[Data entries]
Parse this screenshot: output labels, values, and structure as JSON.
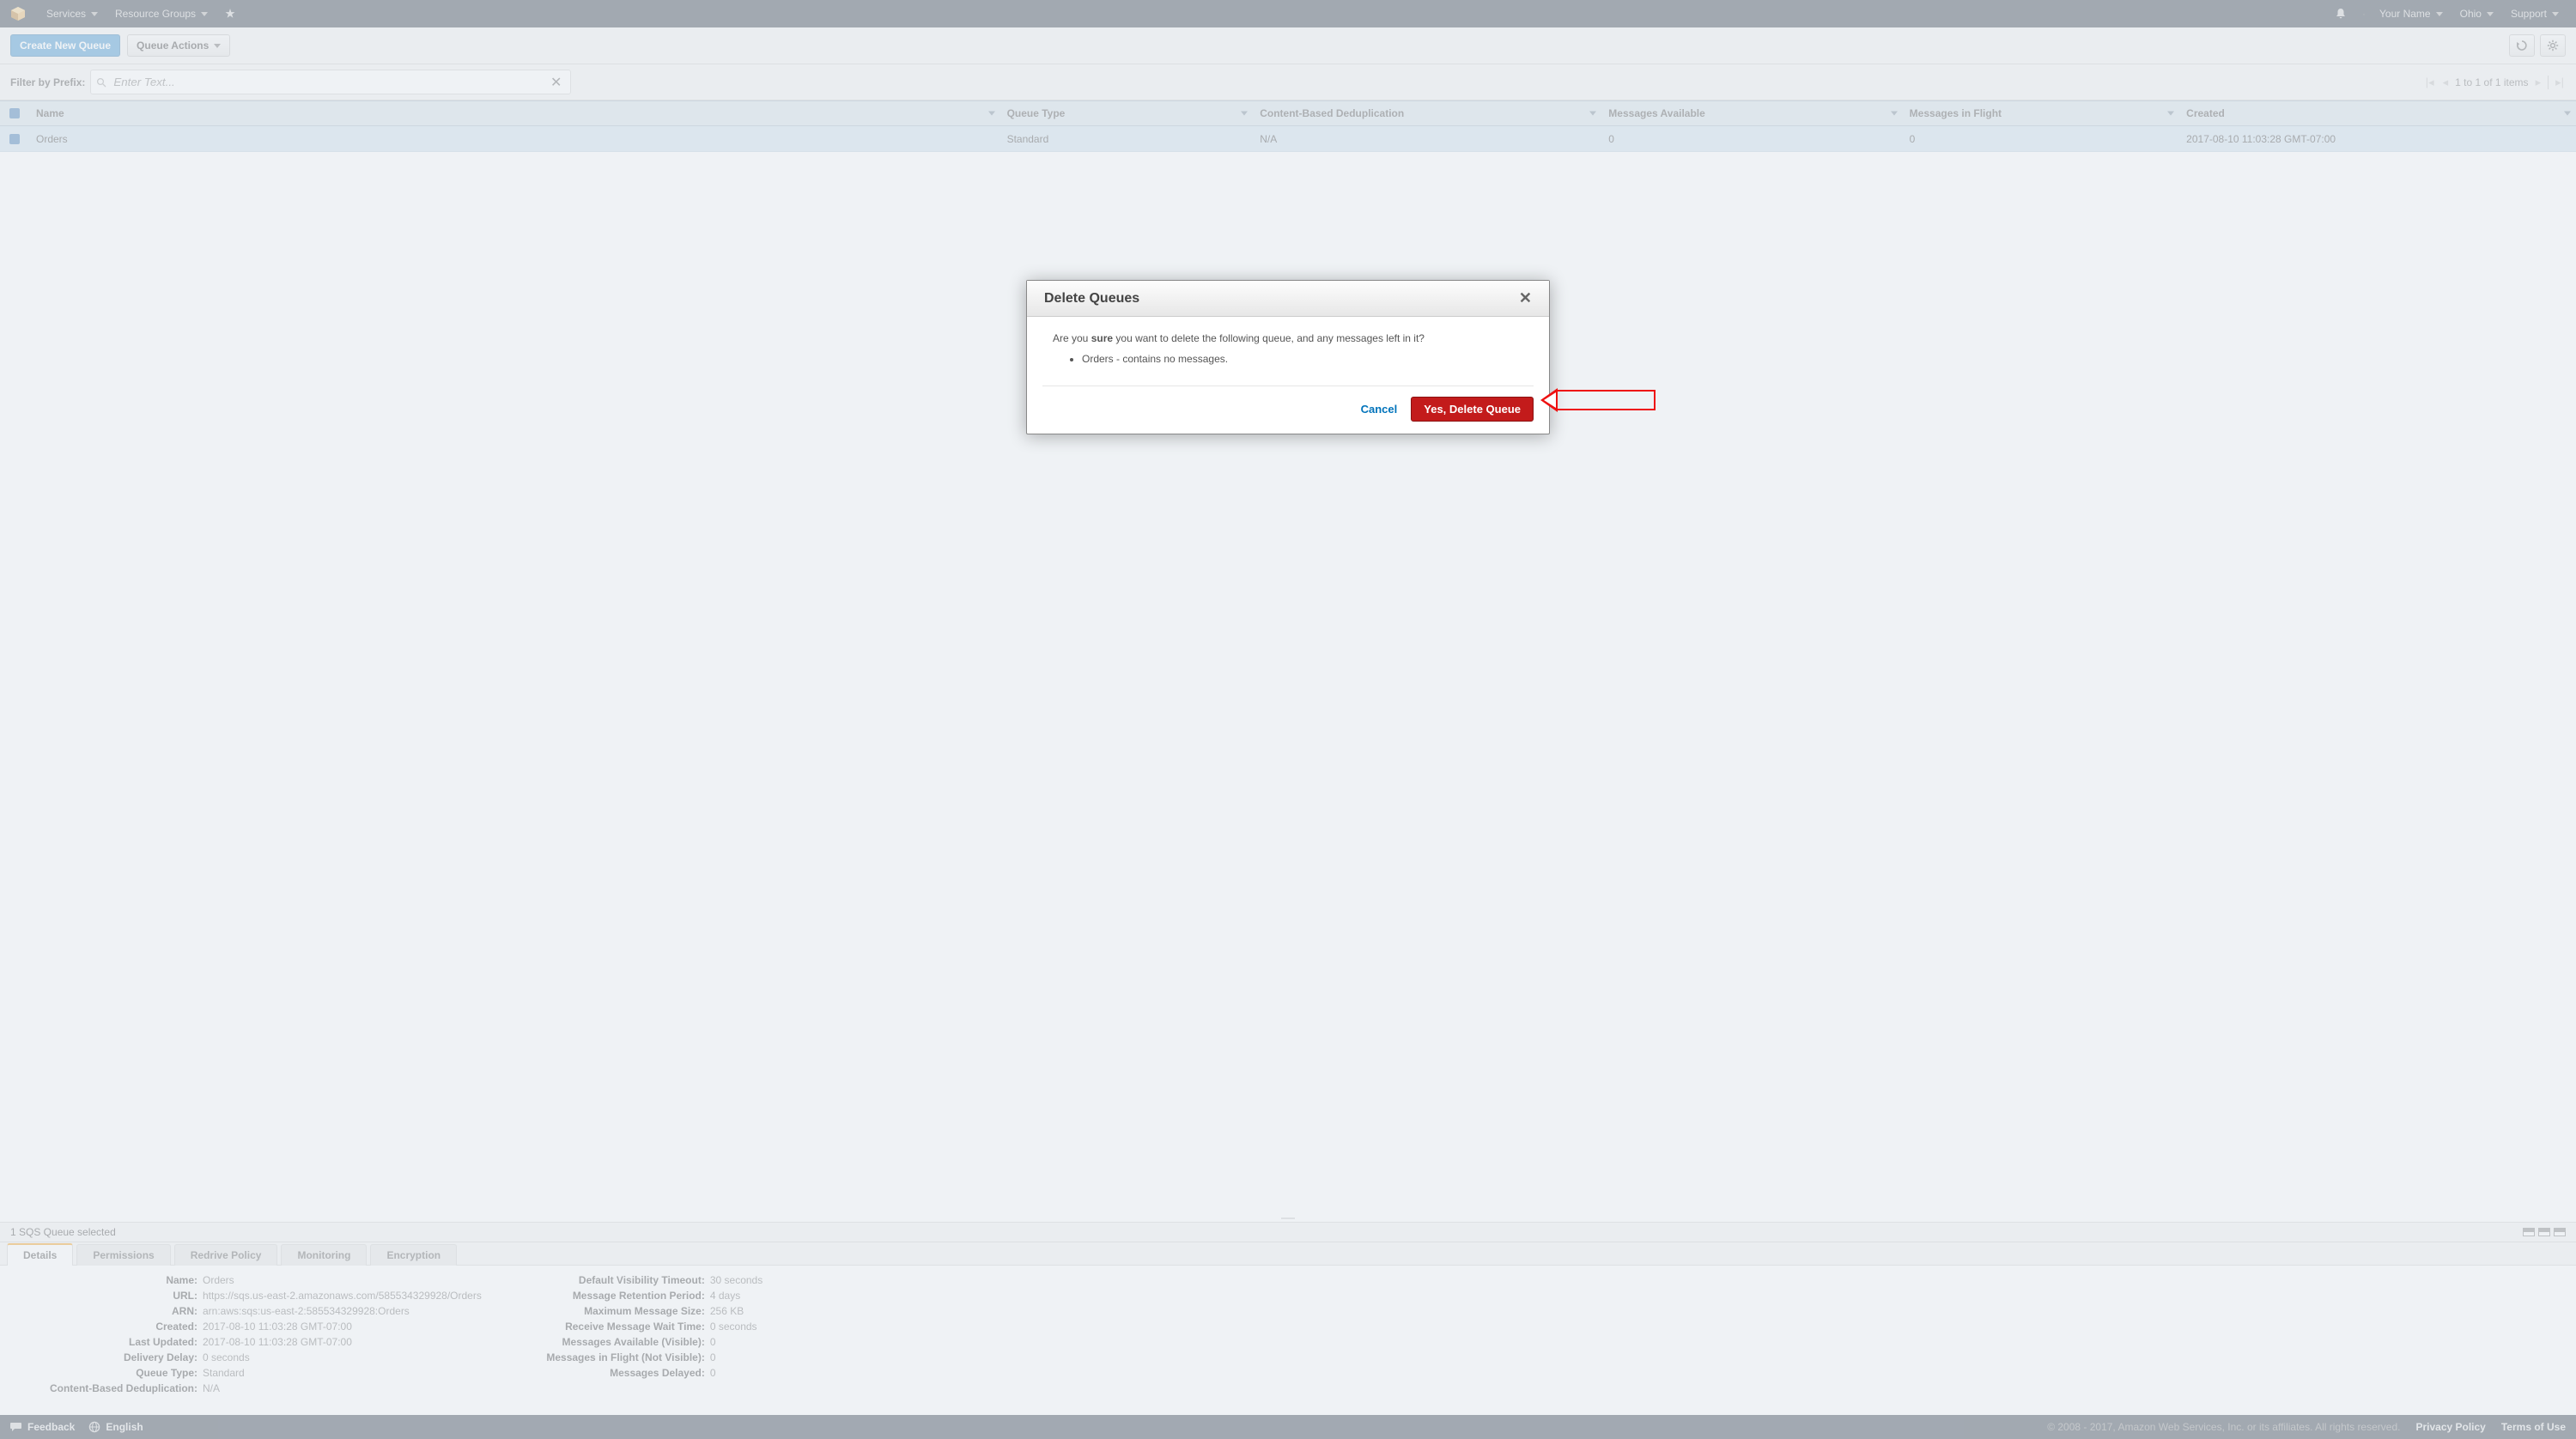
{
  "nav": {
    "services": "Services",
    "resource_groups": "Resource Groups",
    "your_name": "Your Name",
    "region": "Ohio",
    "support": "Support"
  },
  "toolbar": {
    "create": "Create New Queue",
    "actions": "Queue Actions"
  },
  "filter": {
    "label": "Filter by Prefix:",
    "placeholder": "Enter Text...",
    "pager": "1 to 1 of 1 items"
  },
  "columns": {
    "name": "Name",
    "type": "Queue Type",
    "dedup": "Content-Based Deduplication",
    "avail": "Messages Available",
    "flight": "Messages in Flight",
    "created": "Created"
  },
  "row": {
    "name": "Orders",
    "type": "Standard",
    "dedup": "N/A",
    "avail": "0",
    "flight": "0",
    "created": "2017-08-10 11:03:28 GMT-07:00"
  },
  "selbar": "1 SQS Queue selected",
  "tabs": {
    "details": "Details",
    "permissions": "Permissions",
    "redrive": "Redrive Policy",
    "monitoring": "Monitoring",
    "encryption": "Encryption"
  },
  "details": {
    "left": {
      "Name:": "Orders",
      "URL:": "https://sqs.us-east-2.amazonaws.com/585534329928/Orders",
      "ARN:": "arn:aws:sqs:us-east-2:585534329928:Orders",
      "Created:": "2017-08-10 11:03:28 GMT-07:00",
      "Last Updated:": "2017-08-10 11:03:28 GMT-07:00",
      "Delivery Delay:": "0 seconds",
      "Queue Type:": "Standard",
      "Content-Based Deduplication:": "N/A"
    },
    "right": {
      "Default Visibility Timeout:": "30 seconds",
      "Message Retention Period:": "4 days",
      "Maximum Message Size:": "256 KB",
      "Receive Message Wait Time:": "0 seconds",
      "Messages Available (Visible):": "0",
      "Messages in Flight (Not Visible):": "0",
      "Messages Delayed:": "0"
    }
  },
  "modal": {
    "title": "Delete Queues",
    "msg_pre": "Are you ",
    "msg_strong": "sure",
    "msg_post": " you want to delete the following queue, and any messages left in it?",
    "item": "Orders - contains no messages.",
    "cancel": "Cancel",
    "confirm": "Yes, Delete Queue"
  },
  "footer": {
    "feedback": "Feedback",
    "lang": "English",
    "copy": "© 2008 - 2017, Amazon Web Services, Inc. or its affiliates. All rights reserved.",
    "privacy": "Privacy Policy",
    "terms": "Terms of Use"
  }
}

#### [PROBLEM STATEMENT]
Repeat the entries exactly and keep the pictures out of the copy.

#### [THE RESPONSE]
Parse this screenshot: output labels, values, and structure as JSON.
{
  "nav": {
    "services": "Services",
    "resource_groups": "Resource Groups",
    "your_name": "Your Name",
    "region": "Ohio",
    "support": "Support"
  },
  "toolbar": {
    "create": "Create New Queue",
    "actions": "Queue Actions"
  },
  "filter": {
    "label": "Filter by Prefix:",
    "placeholder": "Enter Text...",
    "pager": "1 to 1 of 1 items"
  },
  "columns": {
    "name": "Name",
    "type": "Queue Type",
    "dedup": "Content-Based Deduplication",
    "avail": "Messages Available",
    "flight": "Messages in Flight",
    "created": "Created"
  },
  "row": {
    "name": "Orders",
    "type": "Standard",
    "dedup": "N/A",
    "avail": "0",
    "flight": "0",
    "created": "2017-08-10 11:03:28 GMT-07:00"
  },
  "selbar": "1 SQS Queue selected",
  "tabs": {
    "details": "Details",
    "permissions": "Permissions",
    "redrive": "Redrive Policy",
    "monitoring": "Monitoring",
    "encryption": "Encryption"
  },
  "details": {
    "left": {
      "Name:": "Orders",
      "URL:": "https://sqs.us-east-2.amazonaws.com/585534329928/Orders",
      "ARN:": "arn:aws:sqs:us-east-2:585534329928:Orders",
      "Created:": "2017-08-10 11:03:28 GMT-07:00",
      "Last Updated:": "2017-08-10 11:03:28 GMT-07:00",
      "Delivery Delay:": "0 seconds",
      "Queue Type:": "Standard",
      "Content-Based Deduplication:": "N/A"
    },
    "right": {
      "Default Visibility Timeout:": "30 seconds",
      "Message Retention Period:": "4 days",
      "Maximum Message Size:": "256 KB",
      "Receive Message Wait Time:": "0 seconds",
      "Messages Available (Visible):": "0",
      "Messages in Flight (Not Visible):": "0",
      "Messages Delayed:": "0"
    }
  },
  "modal": {
    "title": "Delete Queues",
    "msg_pre": "Are you ",
    "msg_strong": "sure",
    "msg_post": " you want to delete the following queue, and any messages left in it?",
    "item": "Orders - contains no messages.",
    "cancel": "Cancel",
    "confirm": "Yes, Delete Queue"
  },
  "footer": {
    "feedback": "Feedback",
    "lang": "English",
    "copy": "© 2008 - 2017, Amazon Web Services, Inc. or its affiliates. All rights reserved.",
    "privacy": "Privacy Policy",
    "terms": "Terms of Use"
  }
}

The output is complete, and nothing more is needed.